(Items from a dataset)

-- -- --

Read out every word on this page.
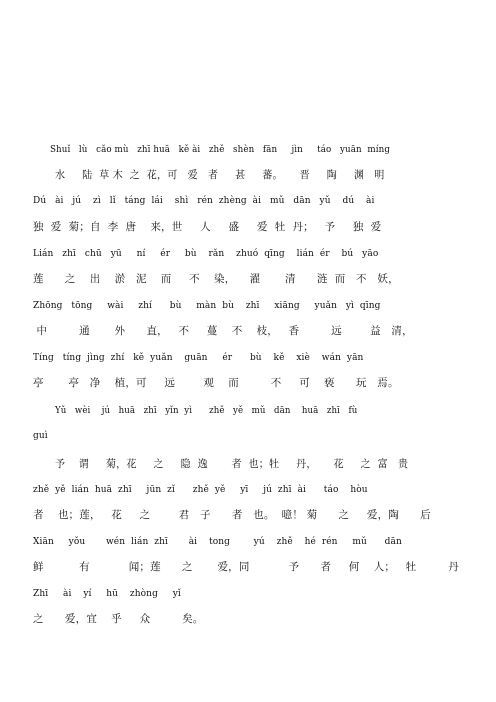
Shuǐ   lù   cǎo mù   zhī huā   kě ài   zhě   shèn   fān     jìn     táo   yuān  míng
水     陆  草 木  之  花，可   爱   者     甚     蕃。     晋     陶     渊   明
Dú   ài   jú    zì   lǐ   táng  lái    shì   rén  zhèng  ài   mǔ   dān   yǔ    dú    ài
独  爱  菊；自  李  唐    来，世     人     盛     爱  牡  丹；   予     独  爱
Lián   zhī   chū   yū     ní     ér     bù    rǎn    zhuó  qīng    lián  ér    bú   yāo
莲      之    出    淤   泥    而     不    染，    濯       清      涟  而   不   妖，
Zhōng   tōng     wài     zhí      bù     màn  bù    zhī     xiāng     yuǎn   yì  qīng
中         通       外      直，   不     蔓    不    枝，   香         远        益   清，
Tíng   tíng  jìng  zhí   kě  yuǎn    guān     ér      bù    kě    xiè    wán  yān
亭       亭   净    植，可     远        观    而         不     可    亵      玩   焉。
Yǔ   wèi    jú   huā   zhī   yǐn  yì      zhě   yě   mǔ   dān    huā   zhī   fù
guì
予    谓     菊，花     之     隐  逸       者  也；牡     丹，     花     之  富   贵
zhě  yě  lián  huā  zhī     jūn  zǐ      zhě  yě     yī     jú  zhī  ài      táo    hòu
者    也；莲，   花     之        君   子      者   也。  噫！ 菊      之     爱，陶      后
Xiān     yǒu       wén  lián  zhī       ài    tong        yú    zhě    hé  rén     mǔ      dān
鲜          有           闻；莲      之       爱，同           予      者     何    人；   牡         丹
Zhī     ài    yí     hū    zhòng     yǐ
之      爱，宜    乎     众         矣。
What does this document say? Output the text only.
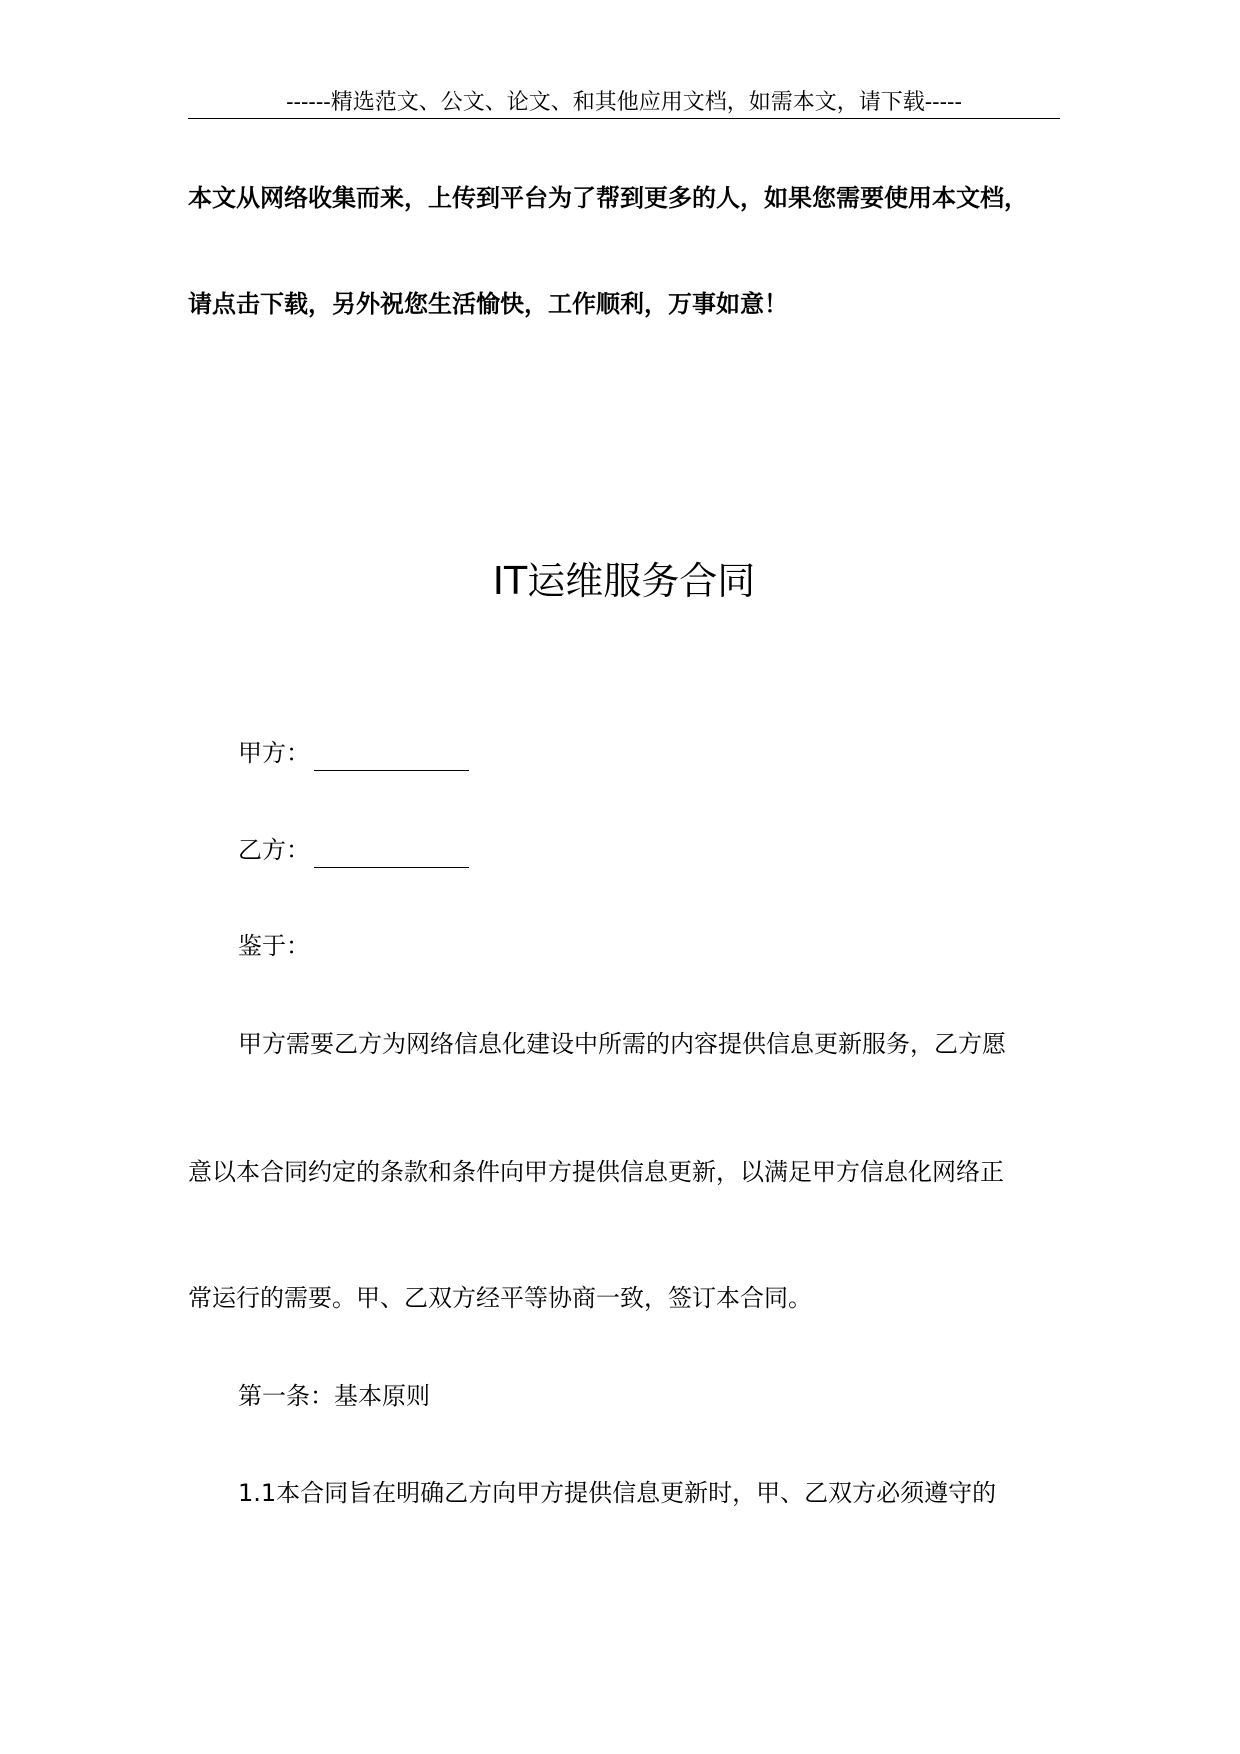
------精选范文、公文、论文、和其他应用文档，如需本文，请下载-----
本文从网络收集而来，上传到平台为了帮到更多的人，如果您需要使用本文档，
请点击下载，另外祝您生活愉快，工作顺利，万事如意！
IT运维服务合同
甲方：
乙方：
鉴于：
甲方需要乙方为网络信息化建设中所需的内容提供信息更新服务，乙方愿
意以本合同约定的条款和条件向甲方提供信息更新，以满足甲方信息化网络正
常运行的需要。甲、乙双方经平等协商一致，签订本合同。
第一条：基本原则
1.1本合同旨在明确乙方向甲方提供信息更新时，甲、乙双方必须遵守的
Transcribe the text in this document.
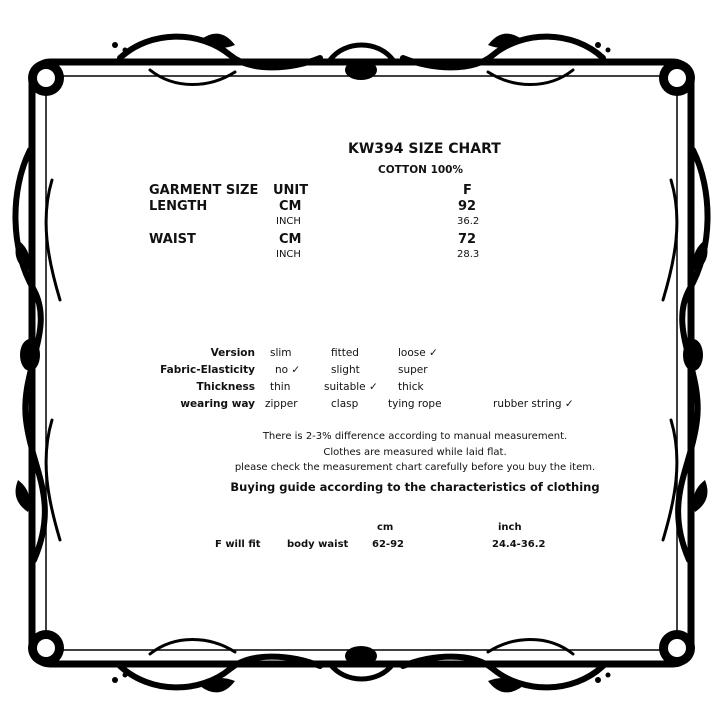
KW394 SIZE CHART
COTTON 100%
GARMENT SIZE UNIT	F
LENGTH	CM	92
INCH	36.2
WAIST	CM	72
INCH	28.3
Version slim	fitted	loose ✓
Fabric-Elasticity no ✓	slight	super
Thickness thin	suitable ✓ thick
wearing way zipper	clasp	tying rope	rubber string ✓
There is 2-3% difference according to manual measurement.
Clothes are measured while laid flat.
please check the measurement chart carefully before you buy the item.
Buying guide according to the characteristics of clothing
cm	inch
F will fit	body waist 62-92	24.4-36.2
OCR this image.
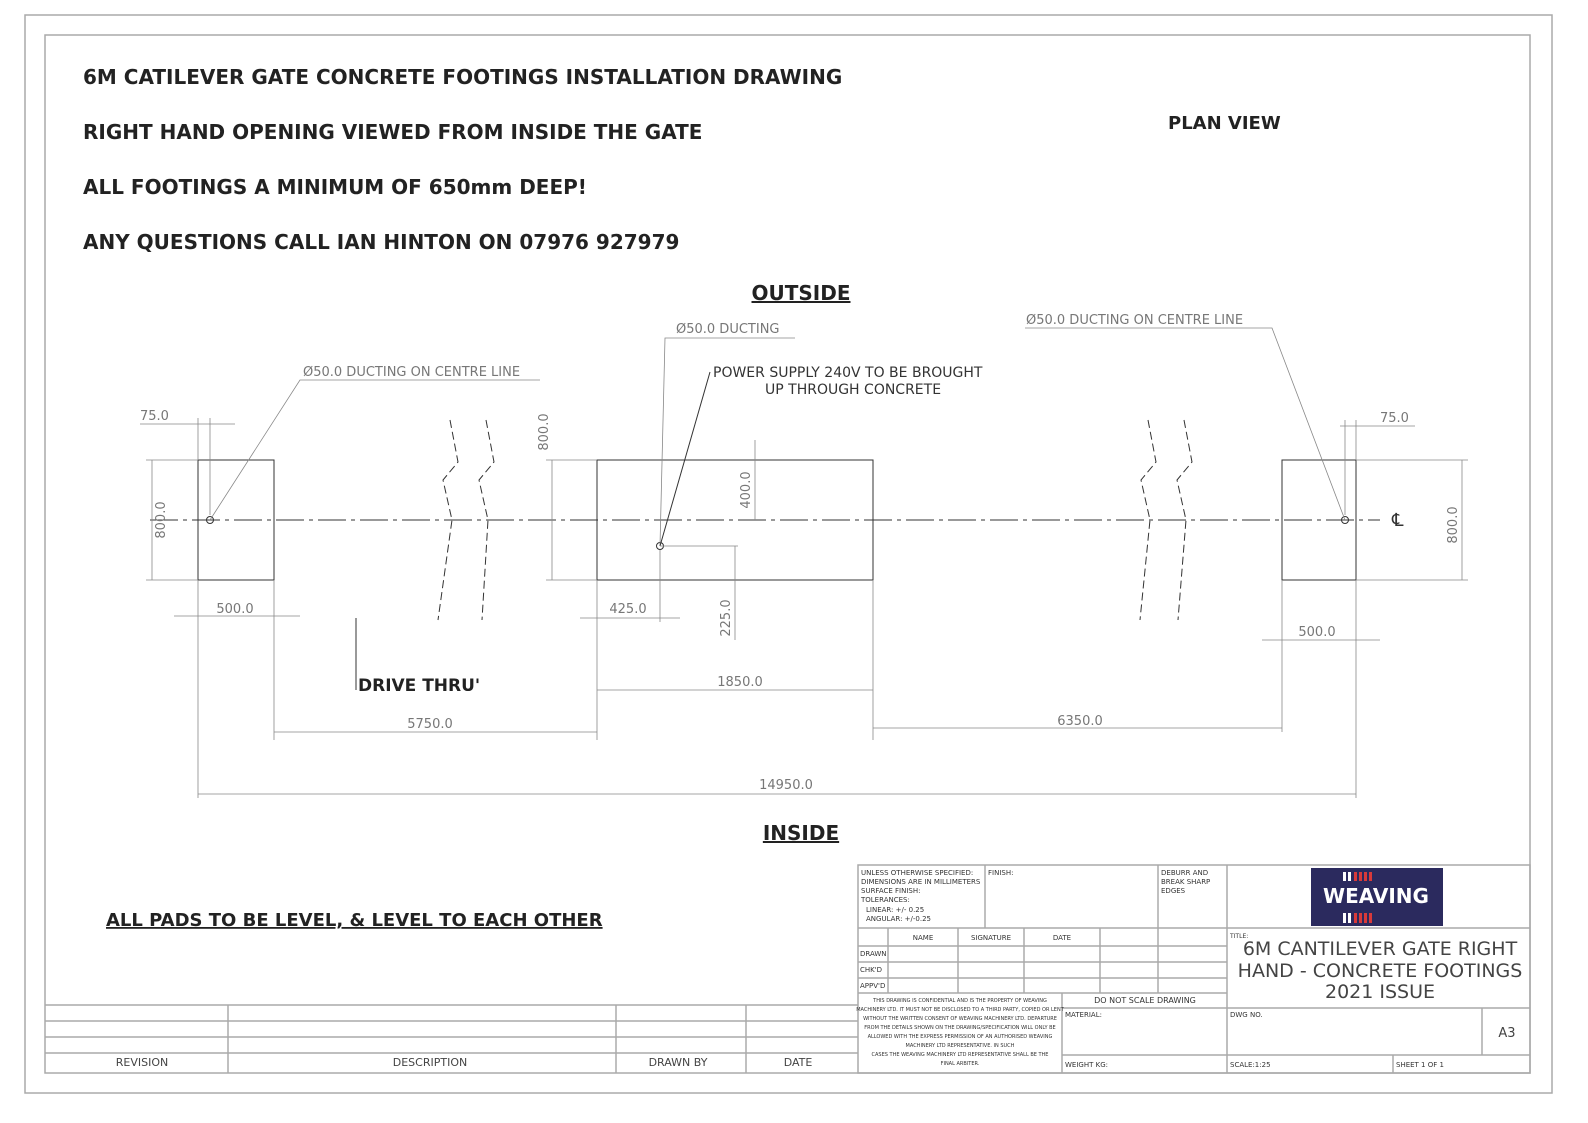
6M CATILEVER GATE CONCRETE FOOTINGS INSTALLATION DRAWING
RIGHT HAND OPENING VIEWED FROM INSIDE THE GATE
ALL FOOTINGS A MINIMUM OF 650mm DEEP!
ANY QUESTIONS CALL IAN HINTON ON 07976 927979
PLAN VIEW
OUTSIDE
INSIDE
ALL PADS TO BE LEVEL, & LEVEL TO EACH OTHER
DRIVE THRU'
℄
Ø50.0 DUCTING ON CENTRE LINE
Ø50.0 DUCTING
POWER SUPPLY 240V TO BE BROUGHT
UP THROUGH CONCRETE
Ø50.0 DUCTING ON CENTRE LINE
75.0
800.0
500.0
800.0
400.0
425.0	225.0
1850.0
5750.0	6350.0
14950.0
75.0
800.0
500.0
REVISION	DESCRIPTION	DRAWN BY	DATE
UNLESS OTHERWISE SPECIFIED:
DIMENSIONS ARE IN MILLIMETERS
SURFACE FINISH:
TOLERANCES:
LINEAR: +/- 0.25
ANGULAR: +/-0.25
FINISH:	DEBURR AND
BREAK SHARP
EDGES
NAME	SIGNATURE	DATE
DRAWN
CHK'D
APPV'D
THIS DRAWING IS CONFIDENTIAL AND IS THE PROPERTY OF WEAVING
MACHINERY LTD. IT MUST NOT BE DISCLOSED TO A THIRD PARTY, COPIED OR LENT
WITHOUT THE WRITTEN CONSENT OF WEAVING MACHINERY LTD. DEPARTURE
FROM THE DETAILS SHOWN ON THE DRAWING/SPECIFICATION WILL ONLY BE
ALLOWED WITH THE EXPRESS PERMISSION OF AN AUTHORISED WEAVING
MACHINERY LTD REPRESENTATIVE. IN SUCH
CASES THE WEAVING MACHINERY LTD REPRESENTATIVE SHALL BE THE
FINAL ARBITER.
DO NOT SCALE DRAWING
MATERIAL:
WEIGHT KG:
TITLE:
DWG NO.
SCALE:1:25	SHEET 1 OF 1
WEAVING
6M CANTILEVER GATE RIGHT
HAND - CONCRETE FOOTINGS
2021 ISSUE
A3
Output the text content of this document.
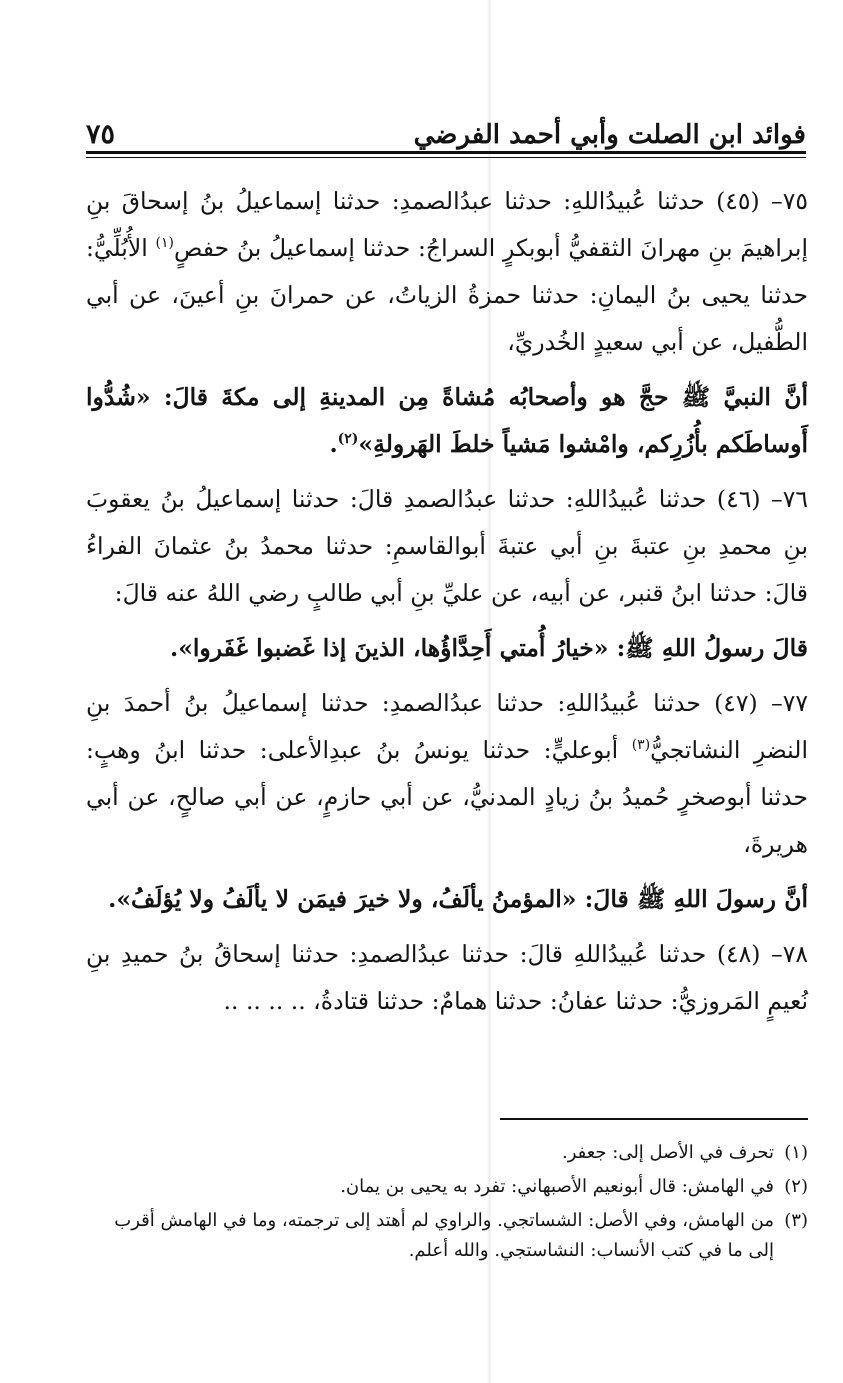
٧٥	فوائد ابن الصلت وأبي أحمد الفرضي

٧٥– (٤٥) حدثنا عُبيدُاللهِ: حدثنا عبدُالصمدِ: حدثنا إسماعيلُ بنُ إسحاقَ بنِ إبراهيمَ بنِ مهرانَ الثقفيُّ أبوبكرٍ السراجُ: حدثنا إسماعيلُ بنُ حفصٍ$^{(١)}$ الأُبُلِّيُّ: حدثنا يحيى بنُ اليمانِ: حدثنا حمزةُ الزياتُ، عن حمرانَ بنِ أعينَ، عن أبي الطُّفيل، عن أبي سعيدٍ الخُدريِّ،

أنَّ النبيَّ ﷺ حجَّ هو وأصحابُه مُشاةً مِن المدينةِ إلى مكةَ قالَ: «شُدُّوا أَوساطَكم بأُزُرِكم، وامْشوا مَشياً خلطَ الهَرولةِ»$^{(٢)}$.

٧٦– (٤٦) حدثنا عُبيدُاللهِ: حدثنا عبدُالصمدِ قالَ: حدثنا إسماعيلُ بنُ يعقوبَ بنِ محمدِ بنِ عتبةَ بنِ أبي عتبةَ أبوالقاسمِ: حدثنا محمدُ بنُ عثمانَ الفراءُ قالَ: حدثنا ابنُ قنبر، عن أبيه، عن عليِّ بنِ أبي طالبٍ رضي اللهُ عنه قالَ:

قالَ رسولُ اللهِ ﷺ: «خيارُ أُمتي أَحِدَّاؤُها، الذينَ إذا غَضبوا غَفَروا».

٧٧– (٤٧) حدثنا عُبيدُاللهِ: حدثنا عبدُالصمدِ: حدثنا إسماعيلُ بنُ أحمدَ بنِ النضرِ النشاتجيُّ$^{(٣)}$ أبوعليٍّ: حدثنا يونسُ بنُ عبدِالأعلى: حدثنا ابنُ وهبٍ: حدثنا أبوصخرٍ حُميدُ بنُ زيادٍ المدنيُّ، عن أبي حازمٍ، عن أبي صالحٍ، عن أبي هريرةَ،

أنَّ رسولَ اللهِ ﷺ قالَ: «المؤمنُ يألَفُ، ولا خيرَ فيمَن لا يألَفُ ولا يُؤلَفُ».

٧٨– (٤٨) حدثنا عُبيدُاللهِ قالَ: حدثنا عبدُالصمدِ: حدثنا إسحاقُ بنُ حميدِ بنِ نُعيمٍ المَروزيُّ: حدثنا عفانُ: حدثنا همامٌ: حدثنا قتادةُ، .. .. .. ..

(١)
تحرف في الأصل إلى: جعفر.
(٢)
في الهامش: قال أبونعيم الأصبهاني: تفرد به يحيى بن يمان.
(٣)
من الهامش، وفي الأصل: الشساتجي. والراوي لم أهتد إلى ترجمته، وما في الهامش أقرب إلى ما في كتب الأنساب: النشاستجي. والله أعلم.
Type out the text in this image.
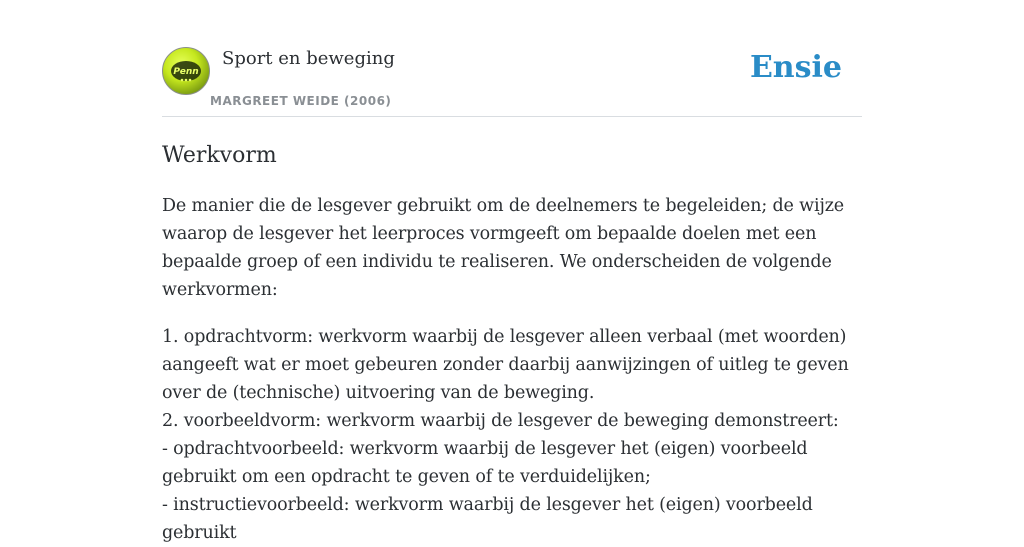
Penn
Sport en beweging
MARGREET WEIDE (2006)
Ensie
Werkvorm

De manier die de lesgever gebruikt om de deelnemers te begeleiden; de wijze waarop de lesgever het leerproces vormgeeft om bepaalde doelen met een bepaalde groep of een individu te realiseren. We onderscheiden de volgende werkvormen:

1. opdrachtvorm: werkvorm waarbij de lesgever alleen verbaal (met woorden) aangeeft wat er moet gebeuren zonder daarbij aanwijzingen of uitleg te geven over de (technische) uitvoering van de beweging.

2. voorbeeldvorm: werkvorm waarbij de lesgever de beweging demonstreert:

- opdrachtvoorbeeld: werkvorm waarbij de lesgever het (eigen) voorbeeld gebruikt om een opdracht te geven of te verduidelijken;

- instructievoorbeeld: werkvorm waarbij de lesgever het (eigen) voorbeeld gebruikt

-- -- --

• _What the task asks_: Write out every line of the entries that holds the word "CONCRETE".

• _Answer to this exercise_:
6M CATILEVER GATE CONCRETE FOOTINGS INSTALLATION DRAWING
UP THROUGH CONCRETE
HAND - CONCRETE FOOTINGS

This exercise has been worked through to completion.